Here are some entries. Print them exactly as they are.

[Data items]

○ ○ ○ ○

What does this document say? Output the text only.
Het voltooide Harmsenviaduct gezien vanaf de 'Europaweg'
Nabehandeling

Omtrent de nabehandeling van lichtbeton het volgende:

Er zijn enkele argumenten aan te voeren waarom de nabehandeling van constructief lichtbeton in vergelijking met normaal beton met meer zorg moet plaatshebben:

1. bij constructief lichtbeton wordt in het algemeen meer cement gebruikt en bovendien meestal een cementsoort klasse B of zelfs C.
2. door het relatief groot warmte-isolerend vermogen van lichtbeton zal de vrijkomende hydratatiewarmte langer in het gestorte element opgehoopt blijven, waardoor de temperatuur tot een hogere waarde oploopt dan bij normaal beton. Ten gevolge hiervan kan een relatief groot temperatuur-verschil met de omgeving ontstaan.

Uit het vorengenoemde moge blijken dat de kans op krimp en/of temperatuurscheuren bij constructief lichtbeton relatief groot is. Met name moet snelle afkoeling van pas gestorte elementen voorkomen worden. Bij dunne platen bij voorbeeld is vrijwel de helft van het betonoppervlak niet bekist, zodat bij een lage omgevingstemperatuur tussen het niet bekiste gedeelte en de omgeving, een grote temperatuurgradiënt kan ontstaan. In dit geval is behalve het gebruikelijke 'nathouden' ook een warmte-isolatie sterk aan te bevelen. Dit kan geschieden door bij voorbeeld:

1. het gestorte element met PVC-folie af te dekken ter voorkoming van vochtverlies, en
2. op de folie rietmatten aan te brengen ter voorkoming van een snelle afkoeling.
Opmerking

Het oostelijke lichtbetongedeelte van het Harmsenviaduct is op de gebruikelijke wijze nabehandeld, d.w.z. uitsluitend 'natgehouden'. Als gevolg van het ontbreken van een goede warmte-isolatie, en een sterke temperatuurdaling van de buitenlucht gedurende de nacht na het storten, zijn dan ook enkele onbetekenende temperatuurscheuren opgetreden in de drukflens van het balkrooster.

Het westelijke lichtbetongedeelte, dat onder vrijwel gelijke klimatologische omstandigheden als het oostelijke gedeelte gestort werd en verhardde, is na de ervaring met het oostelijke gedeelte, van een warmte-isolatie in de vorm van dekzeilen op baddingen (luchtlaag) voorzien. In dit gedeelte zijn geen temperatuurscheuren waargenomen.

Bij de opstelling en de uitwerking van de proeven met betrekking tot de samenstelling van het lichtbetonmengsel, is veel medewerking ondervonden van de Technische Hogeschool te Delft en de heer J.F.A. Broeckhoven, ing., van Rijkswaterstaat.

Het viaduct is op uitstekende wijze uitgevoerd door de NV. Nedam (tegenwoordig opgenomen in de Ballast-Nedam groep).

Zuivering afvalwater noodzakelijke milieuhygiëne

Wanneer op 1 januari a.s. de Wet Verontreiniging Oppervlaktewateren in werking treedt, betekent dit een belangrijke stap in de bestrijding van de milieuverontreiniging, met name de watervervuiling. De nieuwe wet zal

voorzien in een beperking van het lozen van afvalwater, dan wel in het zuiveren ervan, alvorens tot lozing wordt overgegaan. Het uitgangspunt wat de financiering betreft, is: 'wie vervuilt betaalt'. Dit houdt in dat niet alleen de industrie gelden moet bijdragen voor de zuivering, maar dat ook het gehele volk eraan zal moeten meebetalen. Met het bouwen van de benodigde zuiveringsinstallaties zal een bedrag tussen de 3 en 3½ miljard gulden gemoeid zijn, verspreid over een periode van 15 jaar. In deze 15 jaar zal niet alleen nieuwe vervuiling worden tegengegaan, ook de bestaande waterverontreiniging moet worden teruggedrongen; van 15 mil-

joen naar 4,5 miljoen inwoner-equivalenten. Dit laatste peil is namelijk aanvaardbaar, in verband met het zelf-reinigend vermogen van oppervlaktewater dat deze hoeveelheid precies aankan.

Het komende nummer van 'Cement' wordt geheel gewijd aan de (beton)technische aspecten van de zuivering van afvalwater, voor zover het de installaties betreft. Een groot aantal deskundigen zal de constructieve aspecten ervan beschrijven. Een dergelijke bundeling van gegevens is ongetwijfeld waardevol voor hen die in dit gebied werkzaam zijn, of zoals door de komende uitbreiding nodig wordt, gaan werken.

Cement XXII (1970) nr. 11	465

○ ○ ○ ○

### Solution for this problem
What does this document say? Output the text only.
Het voltooide Harmsenviaduct gezien vanaf de 'Europaweg'
Nabehandeling

Omtrent de nabehandeling van lichtbeton het volgende:

Er zijn enkele argumenten aan te voeren waarom de nabehandeling van constructief lichtbeton in vergelijking met normaal beton met meer zorg moet plaatshebben:

1. bij constructief lichtbeton wordt in het algemeen meer cement gebruikt en bovendien meestal een cementsoort klasse B of zelfs C.
2. door het relatief groot warmte-isolerend vermogen van lichtbeton zal de vrijkomende hydratatiewarmte langer in het gestorte element opgehoopt blijven, waardoor de temperatuur tot een hogere waarde oploopt dan bij normaal beton. Ten gevolge hiervan kan een relatief groot temperatuur-verschil met de omgeving ontstaan.

Uit het vorengenoemde moge blijken dat de kans op krimp en/of temperatuurscheuren bij constructief lichtbeton relatief groot is. Met name moet snelle afkoeling van pas gestorte elementen voorkomen worden. Bij dunne platen bij voorbeeld is vrijwel de helft van het betonoppervlak niet bekist, zodat bij een lage omgevingstemperatuur tussen het niet bekiste gedeelte en de omgeving, een grote temperatuurgradiënt kan ontstaan. In dit geval is behalve het gebruikelijke 'nathouden' ook een warmte-isolatie sterk aan te bevelen. Dit kan geschieden door bij voorbeeld:

1. het gestorte element met PVC-folie af te dekken ter voorkoming van vochtverlies, en
2. op de folie rietmatten aan te brengen ter voorkoming van een snelle afkoeling.
Opmerking

Het oostelijke lichtbetongedeelte van het Harmsenviaduct is op de gebruikelijke wijze nabehandeld, d.w.z. uitsluitend 'natgehouden'. Als gevolg van het ontbreken van een goede warmte-isolatie, en een sterke temperatuurdaling van de buitenlucht gedurende de nacht na het storten, zijn dan ook enkele onbetekenende temperatuurscheuren opgetreden in de drukflens van het balkrooster.

Het westelijke lichtbetongedeelte, dat onder vrijwel gelijke klimatologische omstandigheden als het oostelijke gedeelte gestort werd en verhardde, is na de ervaring met het oostelijke gedeelte, van een warmte-isolatie in de vorm van dekzeilen op baddingen (luchtlaag) voorzien. In dit gedeelte zijn geen temperatuurscheuren waargenomen.

Bij de opstelling en de uitwerking van de proeven met betrekking tot de samenstelling van het lichtbetonmengsel, is veel medewerking ondervonden van de Technische Hogeschool te Delft en de heer J.F.A. Broeckhoven, ing., van Rijkswaterstaat.

Het viaduct is op uitstekende wijze uitgevoerd door de NV. Nedam (tegenwoordig opgenomen in de Ballast-Nedam groep).

Zuivering afvalwater noodzakelijke milieuhygiëne

Wanneer op 1 januari a.s. de Wet Verontreiniging Oppervlaktewateren in werking treedt, betekent dit een belangrijke stap in de bestrijding van de milieuverontreiniging, met name de watervervuiling. De nieuwe wet zal

voorzien in een beperking van het lozen van afvalwater, dan wel in het zuiveren ervan, alvorens tot lozing wordt overgegaan. Het uitgangspunt wat de financiering betreft, is: 'wie vervuilt betaalt'. Dit houdt in dat niet alleen de industrie gelden moet bijdragen voor de zuivering, maar dat ook het gehele volk eraan zal moeten meebetalen. Met het bouwen van de benodigde zuiveringsinstallaties zal een bedrag tussen de 3 en 3½ miljard gulden gemoeid zijn, verspreid over een periode van 15 jaar. In deze 15 jaar zal niet alleen nieuwe vervuiling worden tegengegaan, ook de bestaande waterverontreiniging moet worden teruggedrongen; van 15 mil-

joen naar 4,5 miljoen inwoner-equivalenten. Dit laatste peil is namelijk aanvaardbaar, in verband met het zelf-reinigend vermogen van oppervlaktewater dat deze hoeveelheid precies aankan.

Het komende nummer van 'Cement' wordt geheel gewijd aan de (beton)technische aspecten van de zuivering van afvalwater, voor zover het de installaties betreft. Een groot aantal deskundigen zal de constructieve aspecten ervan beschrijven. Een dergelijke bundeling van gegevens is ongetwijfeld waardevol voor hen die in dit gebied werkzaam zijn, of zoals door de komende uitbreiding nodig wordt, gaan werken.

Cement XXII (1970) nr. 11	465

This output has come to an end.